**Goal**: Gather each line of the records where "puolestaan" appears.

**Information given**:
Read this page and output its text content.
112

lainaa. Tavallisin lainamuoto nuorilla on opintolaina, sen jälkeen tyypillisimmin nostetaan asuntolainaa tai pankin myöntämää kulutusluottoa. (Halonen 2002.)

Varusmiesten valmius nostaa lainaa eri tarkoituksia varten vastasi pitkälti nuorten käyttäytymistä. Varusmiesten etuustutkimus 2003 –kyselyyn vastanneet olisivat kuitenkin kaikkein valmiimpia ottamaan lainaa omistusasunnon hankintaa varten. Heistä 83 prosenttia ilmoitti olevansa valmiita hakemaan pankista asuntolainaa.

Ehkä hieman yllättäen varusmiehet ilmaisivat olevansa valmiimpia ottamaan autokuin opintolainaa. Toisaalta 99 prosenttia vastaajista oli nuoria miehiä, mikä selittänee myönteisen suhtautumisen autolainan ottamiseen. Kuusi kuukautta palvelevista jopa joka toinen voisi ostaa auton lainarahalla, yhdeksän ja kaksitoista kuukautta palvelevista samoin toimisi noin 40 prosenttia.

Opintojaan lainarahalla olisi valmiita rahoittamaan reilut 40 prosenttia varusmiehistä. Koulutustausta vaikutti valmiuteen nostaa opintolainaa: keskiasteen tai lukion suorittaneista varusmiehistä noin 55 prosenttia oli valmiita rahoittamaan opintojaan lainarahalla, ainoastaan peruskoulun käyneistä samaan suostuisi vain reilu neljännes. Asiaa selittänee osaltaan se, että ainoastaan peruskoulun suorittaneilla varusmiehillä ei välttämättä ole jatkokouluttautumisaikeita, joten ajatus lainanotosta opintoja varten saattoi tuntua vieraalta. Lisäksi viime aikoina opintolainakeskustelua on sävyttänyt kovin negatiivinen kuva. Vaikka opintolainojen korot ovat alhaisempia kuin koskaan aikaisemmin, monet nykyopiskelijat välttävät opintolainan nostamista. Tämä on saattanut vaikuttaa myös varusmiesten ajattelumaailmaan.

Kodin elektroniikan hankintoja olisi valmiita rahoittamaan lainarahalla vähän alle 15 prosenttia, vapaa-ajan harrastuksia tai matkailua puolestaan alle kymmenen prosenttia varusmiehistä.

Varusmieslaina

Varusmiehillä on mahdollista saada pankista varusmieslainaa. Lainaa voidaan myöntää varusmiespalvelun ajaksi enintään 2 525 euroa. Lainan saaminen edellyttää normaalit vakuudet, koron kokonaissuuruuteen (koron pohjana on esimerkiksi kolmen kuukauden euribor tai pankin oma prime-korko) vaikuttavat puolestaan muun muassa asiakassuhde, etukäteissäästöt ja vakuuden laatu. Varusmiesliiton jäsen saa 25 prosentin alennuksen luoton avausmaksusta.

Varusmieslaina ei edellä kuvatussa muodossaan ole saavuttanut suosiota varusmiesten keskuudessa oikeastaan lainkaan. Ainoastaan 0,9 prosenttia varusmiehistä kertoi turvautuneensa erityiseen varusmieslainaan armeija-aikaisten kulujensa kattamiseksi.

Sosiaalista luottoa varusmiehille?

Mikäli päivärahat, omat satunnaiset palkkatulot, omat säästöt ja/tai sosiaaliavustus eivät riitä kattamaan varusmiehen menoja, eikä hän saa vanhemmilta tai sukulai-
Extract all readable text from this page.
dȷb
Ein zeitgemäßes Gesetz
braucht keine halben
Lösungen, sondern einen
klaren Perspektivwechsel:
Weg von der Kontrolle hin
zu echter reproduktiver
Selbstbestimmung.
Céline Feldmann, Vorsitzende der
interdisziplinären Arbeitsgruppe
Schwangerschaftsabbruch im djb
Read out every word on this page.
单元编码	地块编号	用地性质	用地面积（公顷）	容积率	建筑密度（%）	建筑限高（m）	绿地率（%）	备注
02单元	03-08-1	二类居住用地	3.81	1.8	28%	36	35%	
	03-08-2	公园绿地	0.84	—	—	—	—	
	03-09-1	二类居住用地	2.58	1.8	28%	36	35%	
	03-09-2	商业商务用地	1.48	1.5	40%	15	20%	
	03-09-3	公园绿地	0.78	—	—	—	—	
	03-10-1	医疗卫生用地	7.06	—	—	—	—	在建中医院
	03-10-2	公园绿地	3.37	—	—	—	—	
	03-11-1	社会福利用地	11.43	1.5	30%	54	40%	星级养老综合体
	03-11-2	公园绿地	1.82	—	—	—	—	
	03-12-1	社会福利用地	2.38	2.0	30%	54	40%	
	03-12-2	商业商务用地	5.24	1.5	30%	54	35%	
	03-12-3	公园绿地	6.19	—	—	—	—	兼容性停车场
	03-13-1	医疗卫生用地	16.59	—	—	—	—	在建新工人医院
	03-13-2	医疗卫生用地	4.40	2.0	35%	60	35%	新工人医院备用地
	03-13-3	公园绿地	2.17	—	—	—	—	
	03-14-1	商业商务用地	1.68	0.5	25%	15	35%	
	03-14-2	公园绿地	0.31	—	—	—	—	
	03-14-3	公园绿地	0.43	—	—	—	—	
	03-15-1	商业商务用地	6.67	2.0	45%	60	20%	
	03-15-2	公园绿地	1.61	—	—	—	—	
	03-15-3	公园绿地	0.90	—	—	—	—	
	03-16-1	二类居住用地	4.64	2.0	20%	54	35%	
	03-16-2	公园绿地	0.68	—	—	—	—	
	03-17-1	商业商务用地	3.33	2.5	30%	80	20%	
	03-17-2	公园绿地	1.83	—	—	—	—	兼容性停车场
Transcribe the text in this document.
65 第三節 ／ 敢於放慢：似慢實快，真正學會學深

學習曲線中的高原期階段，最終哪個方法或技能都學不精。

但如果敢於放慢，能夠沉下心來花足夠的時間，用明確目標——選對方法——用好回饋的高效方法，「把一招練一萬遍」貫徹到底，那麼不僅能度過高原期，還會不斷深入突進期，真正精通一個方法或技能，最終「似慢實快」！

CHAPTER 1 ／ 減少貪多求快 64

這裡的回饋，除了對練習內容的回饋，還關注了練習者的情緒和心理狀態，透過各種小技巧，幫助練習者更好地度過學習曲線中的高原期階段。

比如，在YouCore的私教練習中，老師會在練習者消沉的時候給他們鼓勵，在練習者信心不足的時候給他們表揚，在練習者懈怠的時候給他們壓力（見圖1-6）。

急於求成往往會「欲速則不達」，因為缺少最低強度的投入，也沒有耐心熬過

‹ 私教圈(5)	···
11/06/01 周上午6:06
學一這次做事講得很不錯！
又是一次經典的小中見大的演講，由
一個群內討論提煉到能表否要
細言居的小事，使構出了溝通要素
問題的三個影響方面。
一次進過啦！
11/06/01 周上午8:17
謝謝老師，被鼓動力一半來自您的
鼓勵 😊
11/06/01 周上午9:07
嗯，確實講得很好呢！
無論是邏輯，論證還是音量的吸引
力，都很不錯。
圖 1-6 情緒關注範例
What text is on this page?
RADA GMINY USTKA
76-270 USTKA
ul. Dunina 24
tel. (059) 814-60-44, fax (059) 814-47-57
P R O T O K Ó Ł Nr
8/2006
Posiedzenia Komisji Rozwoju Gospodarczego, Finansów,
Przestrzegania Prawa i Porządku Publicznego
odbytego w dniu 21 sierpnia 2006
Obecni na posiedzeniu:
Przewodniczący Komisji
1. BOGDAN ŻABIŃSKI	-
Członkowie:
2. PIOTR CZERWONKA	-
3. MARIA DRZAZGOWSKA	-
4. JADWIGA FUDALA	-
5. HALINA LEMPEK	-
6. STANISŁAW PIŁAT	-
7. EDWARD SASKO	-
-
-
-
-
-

**Expected output**:
Kodin elektroniikan hankintoja olisi valmiita rahoittamaan lainarahalla vähän alle 15 prosenttia, vapaa-ajan harrastuksia tai matkailua puolestaan alle kymmenen prosenttia varusmiehistä.
Varusmiehillä on mahdollista saada pankista varusmieslainaa. Lainaa voidaan myöntää varusmiespalvelun ajaksi enintään 2 525 euroa. Lainan saaminen edellyttää normaalit vakuudet, koron kokonaissuuruuteen (koron pohjana on esimerkiksi kolmen kuukauden euribor tai pankin oma prime-korko) vaikuttavat puolestaan muun muassa asiakassuhde, etukäteissäästöt ja vakuuden laatu. Varusmiesliiton jäsen saa 25 prosentin alennuksen luoton avausmaksusta.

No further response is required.